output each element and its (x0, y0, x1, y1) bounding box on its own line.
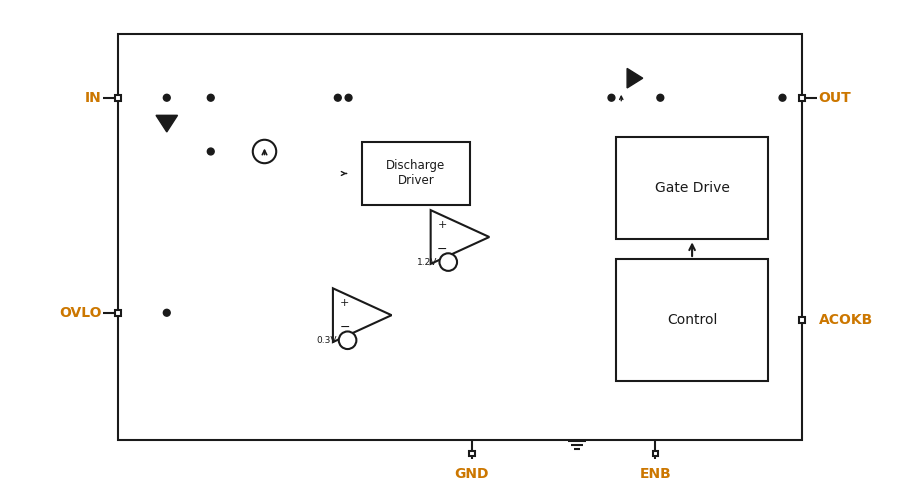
Circle shape (207, 148, 214, 155)
Circle shape (163, 309, 170, 316)
Bar (115, 310, 121, 316)
Circle shape (334, 94, 341, 101)
Text: OUT: OUT (819, 91, 851, 105)
Text: IN: IN (84, 91, 101, 105)
Text: −: − (437, 243, 448, 256)
Bar (363, 142, 470, 205)
Bar (653, 451, 658, 456)
Text: Gate Drive: Gate Drive (655, 181, 730, 195)
Text: ENB: ENB (640, 467, 671, 481)
Text: ACOKB: ACOKB (819, 313, 873, 327)
Text: OVLO: OVLO (59, 306, 101, 320)
Circle shape (339, 332, 356, 349)
Bar (115, 95, 121, 101)
Polygon shape (156, 115, 177, 132)
Circle shape (779, 94, 786, 101)
Bar (469, 451, 475, 456)
Text: 0.3V: 0.3V (317, 336, 337, 345)
Polygon shape (627, 68, 643, 88)
Bar (616, 259, 767, 381)
Text: +: + (438, 220, 447, 229)
Circle shape (608, 94, 615, 101)
Text: GND: GND (454, 467, 489, 481)
Text: 1.2V: 1.2V (417, 257, 438, 267)
Circle shape (252, 140, 276, 163)
Text: −: − (340, 321, 350, 334)
Circle shape (657, 94, 664, 101)
Text: Control: Control (666, 313, 717, 327)
Bar (616, 137, 767, 240)
Text: Discharge
Driver: Discharge Driver (386, 160, 445, 187)
Bar (118, 34, 802, 440)
Circle shape (345, 94, 352, 101)
Bar (799, 317, 805, 323)
Bar (799, 95, 805, 101)
Circle shape (440, 253, 457, 271)
Circle shape (207, 94, 214, 101)
Text: +: + (340, 298, 350, 308)
Circle shape (163, 94, 170, 101)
■ ■ ■ ■
PROBLEM TO WORK ON: Update these records by changing every "Circle shape" to "Round marker" and keep everything else the same. Leave the picture out of your answer.

RESULT:
output each element and its (x0, y0, x1, y1) bounding box on its own line.
Round marker (207, 148, 214, 155)
Round marker (163, 309, 170, 316)
Bar (115, 310, 121, 316)
Round marker (334, 94, 341, 101)
Text: OUT: OUT (819, 91, 851, 105)
Text: IN: IN (84, 91, 101, 105)
Text: −: − (437, 243, 448, 256)
Bar (363, 142, 470, 205)
Bar (653, 451, 658, 456)
Text: Gate Drive: Gate Drive (655, 181, 730, 195)
Text: ENB: ENB (640, 467, 671, 481)
Text: ACOKB: ACOKB (819, 313, 873, 327)
Text: OVLO: OVLO (59, 306, 101, 320)
Round marker (339, 332, 356, 349)
Bar (115, 95, 121, 101)
Polygon shape (156, 115, 177, 132)
Round marker (779, 94, 786, 101)
Bar (469, 451, 475, 456)
Text: 0.3V: 0.3V (317, 336, 337, 345)
Polygon shape (627, 68, 643, 88)
Bar (616, 259, 767, 381)
Text: +: + (438, 220, 447, 229)
Round marker (608, 94, 615, 101)
Text: GND: GND (454, 467, 489, 481)
Text: 1.2V: 1.2V (417, 257, 438, 267)
Round marker (252, 140, 276, 163)
Text: −: − (340, 321, 350, 334)
Round marker (657, 94, 664, 101)
Text: Control: Control (666, 313, 717, 327)
Bar (616, 137, 767, 240)
Text: Discharge
Driver: Discharge Driver (386, 160, 445, 187)
Bar (118, 34, 802, 440)
Round marker (345, 94, 352, 101)
Bar (799, 317, 805, 323)
Bar (799, 95, 805, 101)
Round marker (440, 253, 457, 271)
Round marker (207, 94, 214, 101)
Text: +: + (340, 298, 350, 308)
Round marker (163, 94, 170, 101)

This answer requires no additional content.